__TASK PROMPT__. Retype the material in full, keeping every word the same.

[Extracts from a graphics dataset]
________________________________________
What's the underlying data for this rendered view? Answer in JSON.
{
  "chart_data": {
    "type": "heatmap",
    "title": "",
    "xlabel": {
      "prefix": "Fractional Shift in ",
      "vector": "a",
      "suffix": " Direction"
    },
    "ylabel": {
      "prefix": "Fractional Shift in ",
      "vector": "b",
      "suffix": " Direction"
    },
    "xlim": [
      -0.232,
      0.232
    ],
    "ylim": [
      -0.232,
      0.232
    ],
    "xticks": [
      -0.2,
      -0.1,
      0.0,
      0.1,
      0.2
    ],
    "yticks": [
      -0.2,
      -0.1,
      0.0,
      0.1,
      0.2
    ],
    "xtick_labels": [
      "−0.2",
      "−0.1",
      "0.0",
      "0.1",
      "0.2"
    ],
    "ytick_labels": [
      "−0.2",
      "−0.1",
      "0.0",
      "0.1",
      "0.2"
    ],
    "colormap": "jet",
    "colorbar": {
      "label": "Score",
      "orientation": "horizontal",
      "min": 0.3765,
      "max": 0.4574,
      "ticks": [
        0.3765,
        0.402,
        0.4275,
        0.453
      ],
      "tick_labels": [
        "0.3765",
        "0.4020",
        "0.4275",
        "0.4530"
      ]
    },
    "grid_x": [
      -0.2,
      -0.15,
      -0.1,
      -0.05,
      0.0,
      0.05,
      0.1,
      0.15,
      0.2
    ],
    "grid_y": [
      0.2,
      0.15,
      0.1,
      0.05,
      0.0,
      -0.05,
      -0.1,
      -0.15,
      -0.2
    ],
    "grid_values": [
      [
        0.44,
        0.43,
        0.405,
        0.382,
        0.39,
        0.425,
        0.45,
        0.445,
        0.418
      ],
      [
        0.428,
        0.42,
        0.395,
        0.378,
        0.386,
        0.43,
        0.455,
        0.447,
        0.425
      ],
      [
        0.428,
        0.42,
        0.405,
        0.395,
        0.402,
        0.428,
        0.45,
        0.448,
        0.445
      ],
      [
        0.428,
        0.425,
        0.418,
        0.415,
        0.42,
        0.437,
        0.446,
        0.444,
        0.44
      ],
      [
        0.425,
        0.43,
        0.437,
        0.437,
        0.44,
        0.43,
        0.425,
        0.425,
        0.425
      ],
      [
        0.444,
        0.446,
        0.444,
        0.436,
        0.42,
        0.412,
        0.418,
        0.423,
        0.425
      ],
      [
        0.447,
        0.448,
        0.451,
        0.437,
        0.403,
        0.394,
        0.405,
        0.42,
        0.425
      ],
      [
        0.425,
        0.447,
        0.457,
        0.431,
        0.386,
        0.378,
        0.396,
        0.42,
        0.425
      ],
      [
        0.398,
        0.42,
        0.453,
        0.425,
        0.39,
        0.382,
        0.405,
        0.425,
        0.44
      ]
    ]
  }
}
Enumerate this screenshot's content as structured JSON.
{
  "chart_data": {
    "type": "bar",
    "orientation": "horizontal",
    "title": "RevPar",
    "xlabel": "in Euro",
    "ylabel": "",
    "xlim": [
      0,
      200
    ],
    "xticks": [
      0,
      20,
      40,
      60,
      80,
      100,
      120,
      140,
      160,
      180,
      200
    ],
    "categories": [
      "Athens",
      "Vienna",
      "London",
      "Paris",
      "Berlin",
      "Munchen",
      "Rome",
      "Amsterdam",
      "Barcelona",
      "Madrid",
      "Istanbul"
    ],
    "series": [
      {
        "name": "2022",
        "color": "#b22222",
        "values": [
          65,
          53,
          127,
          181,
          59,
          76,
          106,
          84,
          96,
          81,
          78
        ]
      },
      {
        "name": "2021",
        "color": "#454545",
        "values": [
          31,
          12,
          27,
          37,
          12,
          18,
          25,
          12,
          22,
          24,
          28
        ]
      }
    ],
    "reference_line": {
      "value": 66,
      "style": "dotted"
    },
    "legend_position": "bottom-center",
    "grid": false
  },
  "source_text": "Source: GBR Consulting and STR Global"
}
________________________________________
__WRITTEN SOLUTION__.
What's the underlying data for this rendered view? Answer in JSON.
{
  "chart_data": {
    "type": "heatmap",
    "title": "",
    "xlabel": {
      "prefix": "Fractional Shift in ",
      "vector": "a",
      "suffix": " Direction"
    },
    "ylabel": {
      "prefix": "Fractional Shift in ",
      "vector": "b",
      "suffix": " Direction"
    },
    "xlim": [
      -0.232,
      0.232
    ],
    "ylim": [
      -0.232,
      0.232
    ],
    "xticks": [
      -0.2,
      -0.1,
      0.0,
      0.1,
      0.2
    ],
    "yticks": [
      -0.2,
      -0.1,
      0.0,
      0.1,
      0.2
    ],
    "xtick_labels": [
      "−0.2",
      "−0.1",
      "0.0",
      "0.1",
      "0.2"
    ],
    "ytick_labels": [
      "−0.2",
      "−0.1",
      "0.0",
      "0.1",
      "0.2"
    ],
    "colormap": "jet",
    "colorbar": {
      "label": "Score",
      "orientation": "horizontal",
      "min": 0.3765,
      "max": 0.4574,
      "ticks": [
        0.3765,
        0.402,
        0.4275,
        0.453
      ],
      "tick_labels": [
        "0.3765",
        "0.4020",
        "0.4275",
        "0.4530"
      ]
    },
    "grid_x": [
      -0.2,
      -0.15,
      -0.1,
      -0.05,
      0.0,
      0.05,
      0.1,
      0.15,
      0.2
    ],
    "grid_y": [
      0.2,
      0.15,
      0.1,
      0.05,
      0.0,
      -0.05,
      -0.1,
      -0.15,
      -0.2
    ],
    "grid_values": [
      [
        0.44,
        0.43,
        0.405,
        0.382,
        0.39,
        0.425,
        0.45,
        0.445,
        0.418
      ],
      [
        0.428,
        0.42,
        0.395,
        0.378,
        0.386,
        0.43,
        0.455,
        0.447,
        0.425
      ],
      [
        0.428,
        0.42,
        0.405,
        0.395,
        0.402,
        0.428,
        0.45,
        0.448,
        0.445
      ],
      [
        0.428,
        0.425,
        0.418,
        0.415,
        0.42,
        0.437,
        0.446,
        0.444,
        0.44
      ],
      [
        0.425,
        0.43,
        0.437,
        0.437,
        0.44,
        0.43,
        0.425,
        0.425,
        0.425
      ],
      [
        0.444,
        0.446,
        0.444,
        0.436,
        0.42,
        0.412,
        0.418,
        0.423,
        0.425
      ],
      [
        0.447,
        0.448,
        0.451,
        0.437,
        0.403,
        0.394,
        0.405,
        0.42,
        0.425
      ],
      [
        0.425,
        0.447,
        0.457,
        0.431,
        0.386,
        0.378,
        0.396,
        0.42,
        0.425
      ],
      [
        0.398,
        0.42,
        0.453,
        0.425,
        0.39,
        0.382,
        0.405,
        0.425,
        0.44
      ]
    ]
  }
}
Enumerate this screenshot's content as structured JSON.
{
  "chart_data": {
    "type": "bar",
    "orientation": "horizontal",
    "title": "RevPar",
    "xlabel": "in Euro",
    "ylabel": "",
    "xlim": [
      0,
      200
    ],
    "xticks": [
      0,
      20,
      40,
      60,
      80,
      100,
      120,
      140,
      160,
      180,
      200
    ],
    "categories": [
      "Athens",
      "Vienna",
      "London",
      "Paris",
      "Berlin",
      "Munchen",
      "Rome",
      "Amsterdam",
      "Barcelona",
      "Madrid",
      "Istanbul"
    ],
    "series": [
      {
        "name": "2022",
        "color": "#b22222",
        "values": [
          65,
          53,
          127,
          181,
          59,
          76,
          106,
          84,
          96,
          81,
          78
        ]
      },
      {
        "name": "2021",
        "color": "#454545",
        "values": [
          31,
          12,
          27,
          37,
          12,
          18,
          25,
          12,
          22,
          24,
          28
        ]
      }
    ],
    "reference_line": {
      "value": 66,
      "style": "dotted"
    },
    "legend_position": "bottom-center",
    "grid": false
  },
  "source_text": "Source: GBR Consulting and STR Global"
}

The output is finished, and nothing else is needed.